[Collected data entries]
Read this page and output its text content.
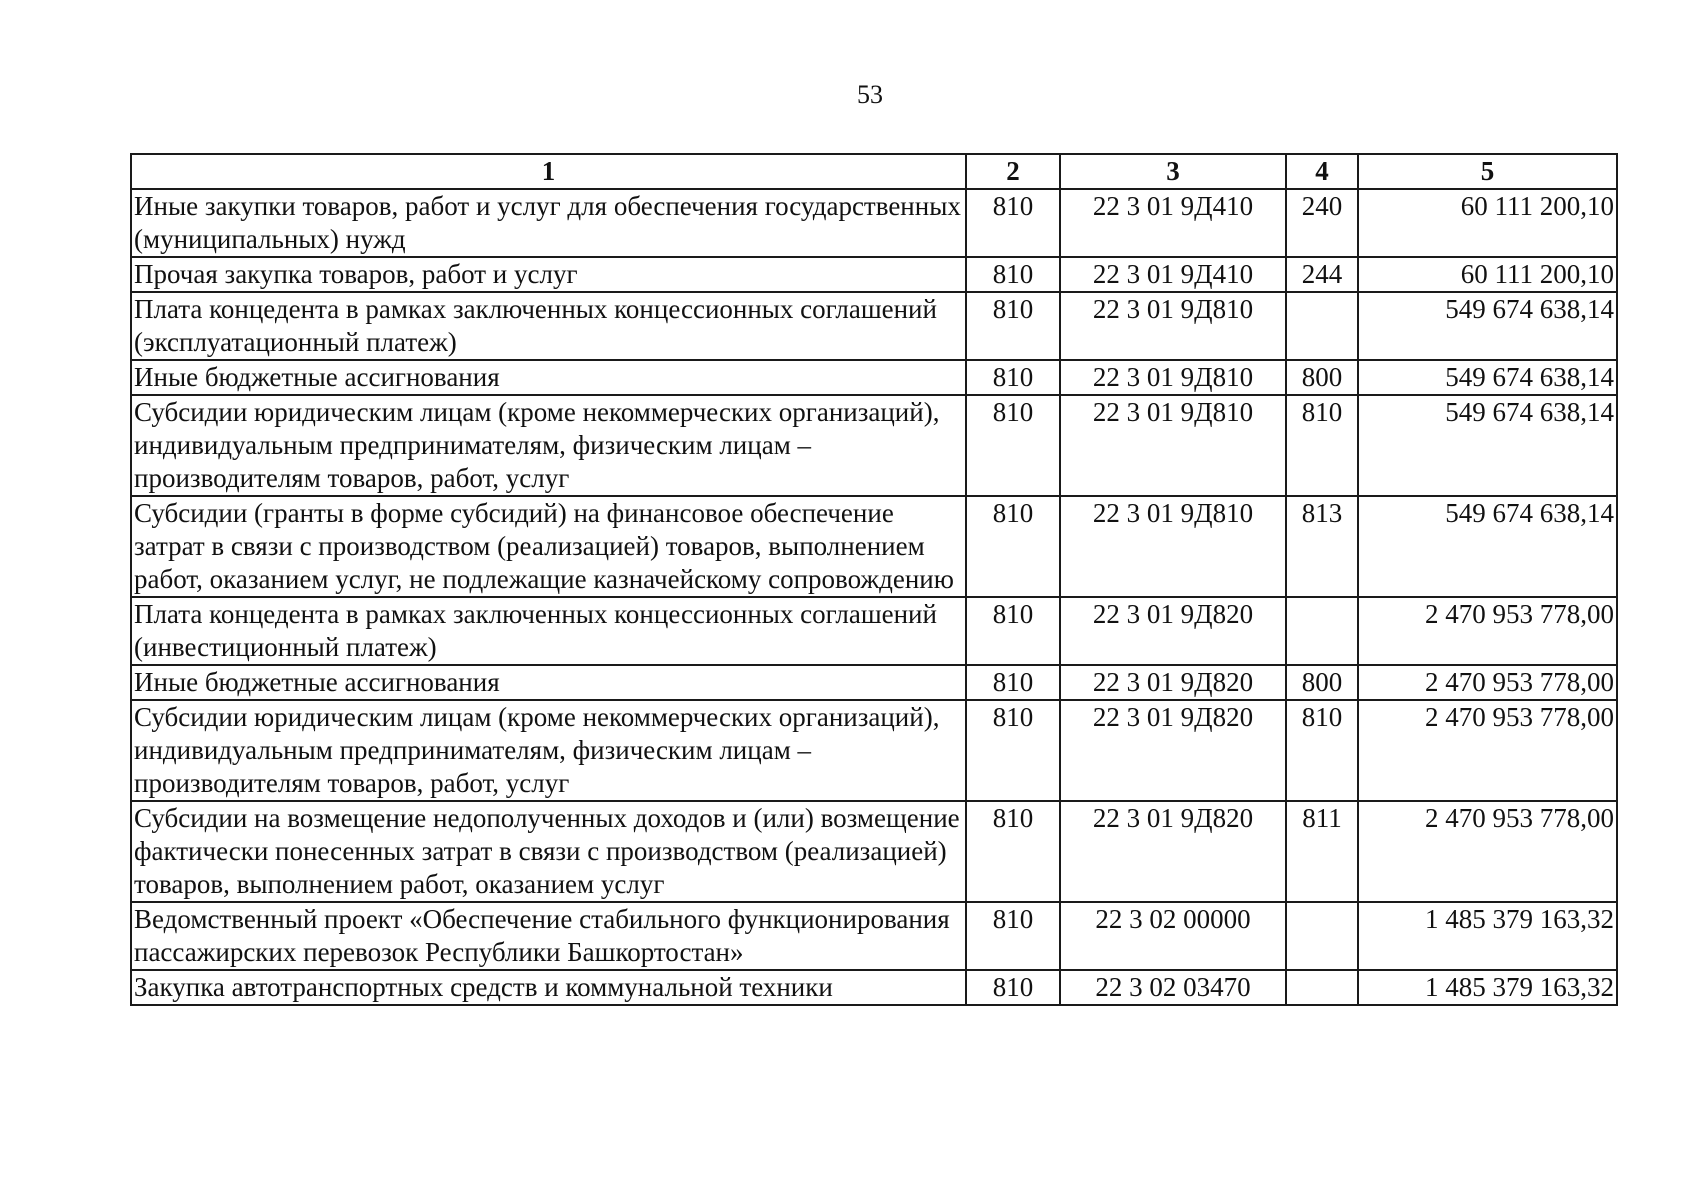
53
1	2	3	4	5
Иные закупки товаров, работ и услуг для обеспечения государственных (муниципальных) нужд	810	22 3 01 9Д410	240	60 111 200,10
Прочая закупка товаров, работ и услуг	810	22 3 01 9Д410	244	60 111 200,10
Плата концедента в рамках заключенных концессионных соглашений (эксплуатационный платеж)	810	22 3 01 9Д810		549 674 638,14
Иные бюджетные ассигнования	810	22 3 01 9Д810	800	549 674 638,14
Субсидии юридическим лицам (кроме некоммерческих организаций), индивидуальным предпринимателям, физическим лицам – производителям товаров, работ, услуг	810	22 3 01 9Д810	810	549 674 638,14
Субсидии (гранты в форме субсидий) на финансовое обеспечение затрат в связи с производством (реализацией) товаров, выполнением работ, оказанием услуг, не подлежащие казначейскому сопровождению	810	22 3 01 9Д810	813	549 674 638,14
Плата концедента в рамках заключенных концессионных соглашений (инвестиционный платеж)	810	22 3 01 9Д820		2 470 953 778,00
Иные бюджетные ассигнования	810	22 3 01 9Д820	800	2 470 953 778,00
Субсидии юридическим лицам (кроме некоммерческих организаций), индивидуальным предпринимателям, физическим лицам – производителям товаров, работ, услуг	810	22 3 01 9Д820	810	2 470 953 778,00
Субсидии на возмещение недополученных доходов и (или) возмещение фактически понесенных затрат в связи с производством (реализацией) товаров, выполнением работ, оказанием услуг	810	22 3 01 9Д820	811	2 470 953 778,00
Ведомственный проект «Обеспечение стабильного функционирования пассажирских перевозок Республики Башкортостан»	810	22 3 02 00000		1 485 379 163,32
Закупка автотранспортных средств и коммунальной техники	810	22 3 02 03470		1 485 379 163,32
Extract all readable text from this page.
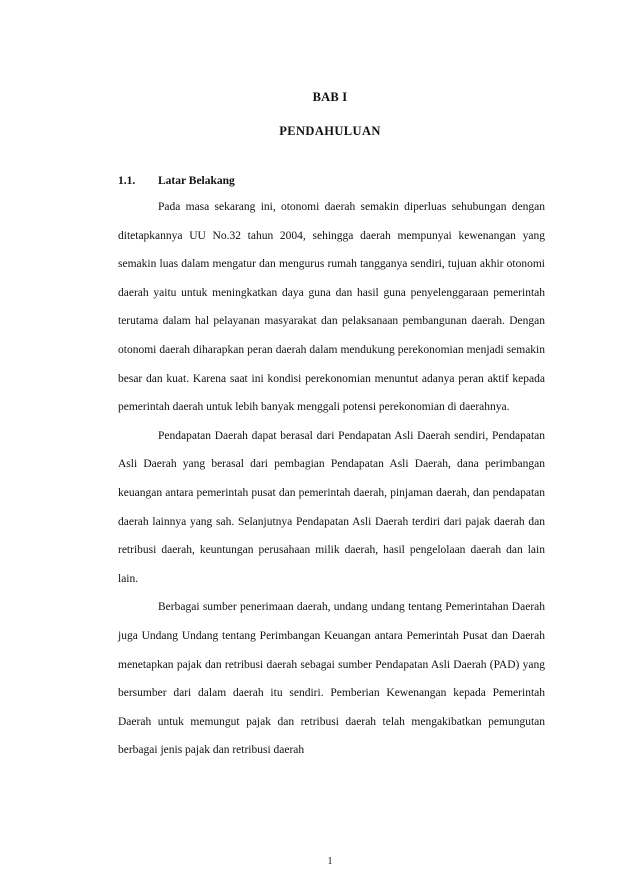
BAB I
PENDAHULUAN
1.1. Latar Belakang

Pada masa sekarang ini, otonomi daerah semakin diperluas sehubungan dengan ditetapkannya UU No.32 tahun 2004, sehingga daerah mempunyai kewenangan yang semakin luas dalam mengatur dan mengurus rumah tangganya sendiri, tujuan akhir otonomi daerah yaitu untuk meningkatkan daya guna dan hasil guna penyelenggaraan pemerintah terutama dalam hal pelayanan masyarakat dan pelaksanaan pembangunan daerah. Dengan otonomi daerah diharapkan peran daerah dalam mendukung perekonomian menjadi semakin besar dan kuat. Karena saat ini kondisi perekonomian menuntut adanya peran aktif kepada pemerintah daerah untuk lebih banyak menggali potensi perekonomian di daerahnya.

Pendapatan Daerah dapat berasal dari Pendapatan Asli Daerah sendiri, Pendapatan Asli Daerah yang berasal dari pembagian Pendapatan Asli Daerah, dana perimbangan keuangan antara pemerintah pusat dan pemerintah daerah, pinjaman daerah, dan pendapatan daerah lainnya yang sah. Selanjutnya Pendapatan Asli Daerah terdiri dari pajak daerah dan retribusi daerah, keuntungan perusahaan milik daerah, hasil pengelolaan daerah dan lain lain.

Berbagai sumber penerimaan daerah, undang undang tentang Pemerintahan Daerah juga Undang Undang tentang Perimbangan Keuangan antara Pemerintah Pusat dan Daerah menetapkan pajak dan retribusi daerah sebagai sumber Pendapatan Asli Daerah (PAD) yang bersumber dari dalam daerah itu sendiri. Pemberian Kewenangan kepada Pemerintah Daerah untuk memungut pajak dan retribusi daerah telah mengakibatkan pemungutan berbagai jenis pajak dan retribusi daerah

1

[DIRECTIVE] Collect from the data above every line that includes "предпринимателям".

[OUTPUT]
Субсидии юридическим лицам (кроме некоммерческих организаций), индивидуальным предпринимателям, физическим лицам – производителям товаров, работ, услуг	810	22 3 01 9Д810	810	549 674 638,14
Субсидии юридическим лицам (кроме некоммерческих организаций), индивидуальным предпринимателям, физическим лицам – производителям товаров, работ, услуг	810	22 3 01 9Д820	810	2 470 953 778,00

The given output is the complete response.